___ Input rows ___
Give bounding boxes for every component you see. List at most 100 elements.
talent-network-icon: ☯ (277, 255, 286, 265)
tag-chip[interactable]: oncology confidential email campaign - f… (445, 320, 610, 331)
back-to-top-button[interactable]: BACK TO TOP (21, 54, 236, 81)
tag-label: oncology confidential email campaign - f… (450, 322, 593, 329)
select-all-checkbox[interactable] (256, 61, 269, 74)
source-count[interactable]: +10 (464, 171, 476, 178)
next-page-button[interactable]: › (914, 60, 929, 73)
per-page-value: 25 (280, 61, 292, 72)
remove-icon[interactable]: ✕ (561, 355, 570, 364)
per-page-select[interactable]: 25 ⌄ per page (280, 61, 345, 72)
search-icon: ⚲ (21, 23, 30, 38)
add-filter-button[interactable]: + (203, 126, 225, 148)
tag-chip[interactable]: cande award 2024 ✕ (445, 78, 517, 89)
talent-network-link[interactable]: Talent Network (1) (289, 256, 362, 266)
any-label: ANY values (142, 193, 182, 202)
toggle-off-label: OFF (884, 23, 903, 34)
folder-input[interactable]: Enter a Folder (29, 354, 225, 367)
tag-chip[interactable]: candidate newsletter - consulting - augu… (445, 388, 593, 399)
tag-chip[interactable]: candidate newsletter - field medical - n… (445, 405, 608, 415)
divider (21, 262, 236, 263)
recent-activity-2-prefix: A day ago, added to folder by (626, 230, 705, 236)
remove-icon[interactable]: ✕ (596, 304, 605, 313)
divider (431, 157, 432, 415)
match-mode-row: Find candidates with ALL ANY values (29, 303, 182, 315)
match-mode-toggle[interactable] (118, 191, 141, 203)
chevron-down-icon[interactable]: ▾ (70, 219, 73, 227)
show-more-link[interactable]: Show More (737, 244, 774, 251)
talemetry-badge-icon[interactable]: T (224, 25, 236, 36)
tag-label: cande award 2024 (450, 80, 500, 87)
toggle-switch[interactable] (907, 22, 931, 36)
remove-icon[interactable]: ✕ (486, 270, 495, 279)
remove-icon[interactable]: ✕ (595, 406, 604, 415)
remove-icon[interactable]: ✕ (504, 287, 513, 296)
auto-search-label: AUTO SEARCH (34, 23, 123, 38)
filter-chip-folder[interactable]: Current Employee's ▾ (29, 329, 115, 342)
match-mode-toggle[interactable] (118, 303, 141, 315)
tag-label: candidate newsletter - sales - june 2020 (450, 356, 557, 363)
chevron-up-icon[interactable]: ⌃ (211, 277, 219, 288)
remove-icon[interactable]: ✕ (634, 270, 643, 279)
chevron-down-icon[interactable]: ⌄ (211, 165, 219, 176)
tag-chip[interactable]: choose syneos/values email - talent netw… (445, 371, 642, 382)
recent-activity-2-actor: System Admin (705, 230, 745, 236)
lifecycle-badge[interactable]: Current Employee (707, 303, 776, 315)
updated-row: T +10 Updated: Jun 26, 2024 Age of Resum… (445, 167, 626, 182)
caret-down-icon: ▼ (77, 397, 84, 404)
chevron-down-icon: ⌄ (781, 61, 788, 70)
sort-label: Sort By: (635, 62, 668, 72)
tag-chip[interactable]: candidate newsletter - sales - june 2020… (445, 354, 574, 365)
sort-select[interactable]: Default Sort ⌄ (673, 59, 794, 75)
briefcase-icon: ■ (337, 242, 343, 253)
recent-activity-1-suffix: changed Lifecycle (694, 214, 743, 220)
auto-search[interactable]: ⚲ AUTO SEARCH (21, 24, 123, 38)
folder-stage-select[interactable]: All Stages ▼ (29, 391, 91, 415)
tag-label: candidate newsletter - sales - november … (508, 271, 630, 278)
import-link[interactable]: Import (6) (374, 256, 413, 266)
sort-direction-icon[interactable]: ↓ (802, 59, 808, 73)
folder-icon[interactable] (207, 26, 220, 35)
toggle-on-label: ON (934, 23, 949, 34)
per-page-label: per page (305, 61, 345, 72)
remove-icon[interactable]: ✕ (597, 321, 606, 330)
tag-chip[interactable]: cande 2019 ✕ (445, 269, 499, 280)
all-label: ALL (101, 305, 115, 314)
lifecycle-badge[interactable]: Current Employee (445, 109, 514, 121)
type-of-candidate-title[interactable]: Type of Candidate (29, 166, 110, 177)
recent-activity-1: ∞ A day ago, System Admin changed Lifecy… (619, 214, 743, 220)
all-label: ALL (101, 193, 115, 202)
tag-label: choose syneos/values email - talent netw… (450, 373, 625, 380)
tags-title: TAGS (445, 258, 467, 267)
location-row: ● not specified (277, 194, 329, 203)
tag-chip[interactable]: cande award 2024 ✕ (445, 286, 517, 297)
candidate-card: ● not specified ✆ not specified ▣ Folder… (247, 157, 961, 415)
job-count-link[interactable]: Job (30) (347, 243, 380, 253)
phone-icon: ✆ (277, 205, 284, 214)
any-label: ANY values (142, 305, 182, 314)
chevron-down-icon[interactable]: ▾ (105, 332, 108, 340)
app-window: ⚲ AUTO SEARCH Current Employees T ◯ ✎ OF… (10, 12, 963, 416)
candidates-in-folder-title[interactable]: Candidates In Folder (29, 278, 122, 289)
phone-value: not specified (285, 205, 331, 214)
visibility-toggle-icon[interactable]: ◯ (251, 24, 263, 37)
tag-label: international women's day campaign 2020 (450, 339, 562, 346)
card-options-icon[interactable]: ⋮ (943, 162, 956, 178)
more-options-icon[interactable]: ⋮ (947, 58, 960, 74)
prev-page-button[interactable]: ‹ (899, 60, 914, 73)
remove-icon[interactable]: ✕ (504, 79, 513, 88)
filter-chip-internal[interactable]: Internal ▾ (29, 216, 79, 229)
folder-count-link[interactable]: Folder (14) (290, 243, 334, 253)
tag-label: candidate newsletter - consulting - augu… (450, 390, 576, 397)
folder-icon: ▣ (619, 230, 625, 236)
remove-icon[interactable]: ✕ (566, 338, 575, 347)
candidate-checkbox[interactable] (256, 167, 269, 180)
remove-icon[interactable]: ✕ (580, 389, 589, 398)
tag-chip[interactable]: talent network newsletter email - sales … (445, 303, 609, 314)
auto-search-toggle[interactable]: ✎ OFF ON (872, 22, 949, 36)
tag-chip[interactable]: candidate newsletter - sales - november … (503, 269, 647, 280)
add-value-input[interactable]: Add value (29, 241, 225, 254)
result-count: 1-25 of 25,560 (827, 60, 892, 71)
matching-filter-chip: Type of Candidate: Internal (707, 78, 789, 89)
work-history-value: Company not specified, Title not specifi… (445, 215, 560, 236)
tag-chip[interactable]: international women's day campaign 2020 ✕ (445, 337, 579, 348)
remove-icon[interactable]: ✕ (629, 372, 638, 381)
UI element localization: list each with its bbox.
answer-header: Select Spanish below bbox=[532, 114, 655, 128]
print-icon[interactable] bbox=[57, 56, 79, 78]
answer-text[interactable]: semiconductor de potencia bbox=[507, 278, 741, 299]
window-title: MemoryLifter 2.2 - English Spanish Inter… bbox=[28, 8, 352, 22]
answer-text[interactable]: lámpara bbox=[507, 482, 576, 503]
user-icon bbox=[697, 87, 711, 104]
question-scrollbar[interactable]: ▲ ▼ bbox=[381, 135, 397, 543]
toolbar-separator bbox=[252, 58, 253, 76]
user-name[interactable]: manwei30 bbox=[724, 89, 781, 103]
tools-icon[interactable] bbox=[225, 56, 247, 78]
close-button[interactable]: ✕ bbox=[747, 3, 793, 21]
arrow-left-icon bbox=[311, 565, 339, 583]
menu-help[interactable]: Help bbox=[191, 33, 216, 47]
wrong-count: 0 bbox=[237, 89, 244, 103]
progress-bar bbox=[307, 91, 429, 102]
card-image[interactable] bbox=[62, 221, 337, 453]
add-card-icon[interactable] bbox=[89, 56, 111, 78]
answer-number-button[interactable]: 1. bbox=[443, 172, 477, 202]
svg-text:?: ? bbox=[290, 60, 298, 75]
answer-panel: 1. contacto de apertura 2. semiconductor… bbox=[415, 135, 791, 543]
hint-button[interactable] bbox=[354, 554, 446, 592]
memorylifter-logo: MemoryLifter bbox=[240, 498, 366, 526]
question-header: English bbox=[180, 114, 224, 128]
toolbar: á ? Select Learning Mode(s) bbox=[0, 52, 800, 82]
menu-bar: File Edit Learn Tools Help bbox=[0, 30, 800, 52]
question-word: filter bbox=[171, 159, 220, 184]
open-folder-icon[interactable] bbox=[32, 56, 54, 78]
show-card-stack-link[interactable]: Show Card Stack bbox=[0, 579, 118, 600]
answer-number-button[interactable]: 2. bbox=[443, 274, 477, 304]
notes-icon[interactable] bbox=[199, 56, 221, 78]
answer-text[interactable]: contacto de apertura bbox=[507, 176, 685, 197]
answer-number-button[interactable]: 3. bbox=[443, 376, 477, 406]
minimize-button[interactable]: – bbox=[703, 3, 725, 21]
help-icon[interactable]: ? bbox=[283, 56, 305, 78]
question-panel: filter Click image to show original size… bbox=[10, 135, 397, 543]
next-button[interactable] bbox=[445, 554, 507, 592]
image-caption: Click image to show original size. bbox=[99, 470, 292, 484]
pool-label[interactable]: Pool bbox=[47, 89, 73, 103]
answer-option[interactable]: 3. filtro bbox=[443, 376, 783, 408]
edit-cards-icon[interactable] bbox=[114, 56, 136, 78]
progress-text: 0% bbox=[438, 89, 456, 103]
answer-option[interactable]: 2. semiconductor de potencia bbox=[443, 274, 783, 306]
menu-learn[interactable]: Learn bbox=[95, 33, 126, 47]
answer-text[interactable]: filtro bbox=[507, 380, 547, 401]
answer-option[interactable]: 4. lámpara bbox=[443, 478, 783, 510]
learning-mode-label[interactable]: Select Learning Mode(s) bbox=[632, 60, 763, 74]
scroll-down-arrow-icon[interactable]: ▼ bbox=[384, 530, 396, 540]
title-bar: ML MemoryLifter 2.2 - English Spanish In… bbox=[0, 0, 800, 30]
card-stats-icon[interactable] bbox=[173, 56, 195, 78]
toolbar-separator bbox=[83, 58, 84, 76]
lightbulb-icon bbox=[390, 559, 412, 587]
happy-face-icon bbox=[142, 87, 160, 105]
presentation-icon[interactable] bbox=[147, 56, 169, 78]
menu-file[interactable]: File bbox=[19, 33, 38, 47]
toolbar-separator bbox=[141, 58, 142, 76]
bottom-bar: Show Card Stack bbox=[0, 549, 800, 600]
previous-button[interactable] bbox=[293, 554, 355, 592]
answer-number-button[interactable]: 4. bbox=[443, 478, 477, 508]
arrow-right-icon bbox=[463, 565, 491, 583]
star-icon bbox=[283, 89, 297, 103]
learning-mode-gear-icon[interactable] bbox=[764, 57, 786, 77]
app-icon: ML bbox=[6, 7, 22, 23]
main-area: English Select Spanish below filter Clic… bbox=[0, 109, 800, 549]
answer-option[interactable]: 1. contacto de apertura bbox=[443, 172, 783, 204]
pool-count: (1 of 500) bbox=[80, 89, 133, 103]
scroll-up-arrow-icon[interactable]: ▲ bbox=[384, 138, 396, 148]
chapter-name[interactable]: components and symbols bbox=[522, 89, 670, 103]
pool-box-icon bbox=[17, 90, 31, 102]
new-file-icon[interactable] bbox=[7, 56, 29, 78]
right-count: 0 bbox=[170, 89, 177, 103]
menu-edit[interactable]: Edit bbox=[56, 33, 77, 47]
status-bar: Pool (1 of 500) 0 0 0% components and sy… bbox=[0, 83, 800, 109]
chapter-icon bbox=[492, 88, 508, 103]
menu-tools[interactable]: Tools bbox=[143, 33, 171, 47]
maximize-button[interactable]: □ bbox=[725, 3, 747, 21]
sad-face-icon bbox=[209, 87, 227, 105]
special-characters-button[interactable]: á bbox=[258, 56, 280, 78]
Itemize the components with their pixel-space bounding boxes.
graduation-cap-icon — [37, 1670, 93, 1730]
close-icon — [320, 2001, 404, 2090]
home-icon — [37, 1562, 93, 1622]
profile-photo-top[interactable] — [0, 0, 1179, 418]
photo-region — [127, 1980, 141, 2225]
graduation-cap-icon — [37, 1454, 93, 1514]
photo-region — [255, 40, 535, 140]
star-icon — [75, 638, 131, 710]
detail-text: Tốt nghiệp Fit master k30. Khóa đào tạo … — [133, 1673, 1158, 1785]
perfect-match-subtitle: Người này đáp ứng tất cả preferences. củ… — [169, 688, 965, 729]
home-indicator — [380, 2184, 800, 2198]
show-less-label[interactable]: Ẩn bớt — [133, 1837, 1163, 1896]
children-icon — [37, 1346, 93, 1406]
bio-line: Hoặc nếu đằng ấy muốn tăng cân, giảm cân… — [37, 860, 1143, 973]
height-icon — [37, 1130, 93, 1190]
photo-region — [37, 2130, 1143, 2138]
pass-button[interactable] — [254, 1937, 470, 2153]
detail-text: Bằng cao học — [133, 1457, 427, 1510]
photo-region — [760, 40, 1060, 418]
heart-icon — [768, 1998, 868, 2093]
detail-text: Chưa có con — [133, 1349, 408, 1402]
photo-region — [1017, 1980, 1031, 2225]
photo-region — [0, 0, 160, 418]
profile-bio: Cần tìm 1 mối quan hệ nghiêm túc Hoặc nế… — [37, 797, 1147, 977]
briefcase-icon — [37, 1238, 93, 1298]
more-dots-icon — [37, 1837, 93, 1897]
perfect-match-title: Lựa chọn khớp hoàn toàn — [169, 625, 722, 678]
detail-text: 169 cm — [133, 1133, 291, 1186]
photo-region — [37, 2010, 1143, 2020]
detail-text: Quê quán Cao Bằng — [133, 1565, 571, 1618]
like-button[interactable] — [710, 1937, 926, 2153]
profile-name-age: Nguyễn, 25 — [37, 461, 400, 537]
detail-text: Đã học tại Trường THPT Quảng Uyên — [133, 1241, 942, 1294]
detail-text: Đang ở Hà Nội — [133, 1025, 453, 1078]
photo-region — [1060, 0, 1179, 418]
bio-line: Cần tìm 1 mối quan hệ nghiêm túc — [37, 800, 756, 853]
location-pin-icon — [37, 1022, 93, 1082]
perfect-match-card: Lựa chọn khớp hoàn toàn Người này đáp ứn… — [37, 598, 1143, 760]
___
→ What needs to be done
Rewrite everything from the start of the material down to the line containing "tag-chip[interactable]: candidate newsletter - consulting", putting "tag-pill" wherever "tag-chip" appears and keeping everything else the same.

→ Answer to this task
Give bounding boxes for every component you see. List at most 100 elements.
talent-network-icon: ☯ (277, 255, 286, 265)
tag-pill[interactable]: oncology confidential email campaign - f… (445, 320, 610, 331)
back-to-top-button[interactable]: BACK TO TOP (21, 54, 236, 81)
tag-label: oncology confidential email campaign - f… (450, 322, 593, 329)
select-all-checkbox[interactable] (256, 61, 269, 74)
source-count[interactable]: +10 (464, 171, 476, 178)
next-page-button[interactable]: › (914, 60, 929, 73)
per-page-value: 25 (280, 61, 292, 72)
remove-icon[interactable]: ✕ (561, 355, 570, 364)
per-page-select[interactable]: 25 ⌄ per page (280, 61, 345, 72)
search-icon: ⚲ (21, 23, 30, 38)
add-filter-button[interactable]: + (203, 126, 225, 148)
tag-pill[interactable]: cande award 2024 ✕ (445, 78, 517, 89)
talent-network-link[interactable]: Talent Network (1) (289, 256, 362, 266)
any-label: ANY values (142, 193, 182, 202)
toggle-off-label: OFF (884, 23, 903, 34)
folder-input[interactable]: Enter a Folder (29, 354, 225, 367)
tag-pill[interactable]: candidate newsletter - consulting - augu… (445, 388, 593, 399)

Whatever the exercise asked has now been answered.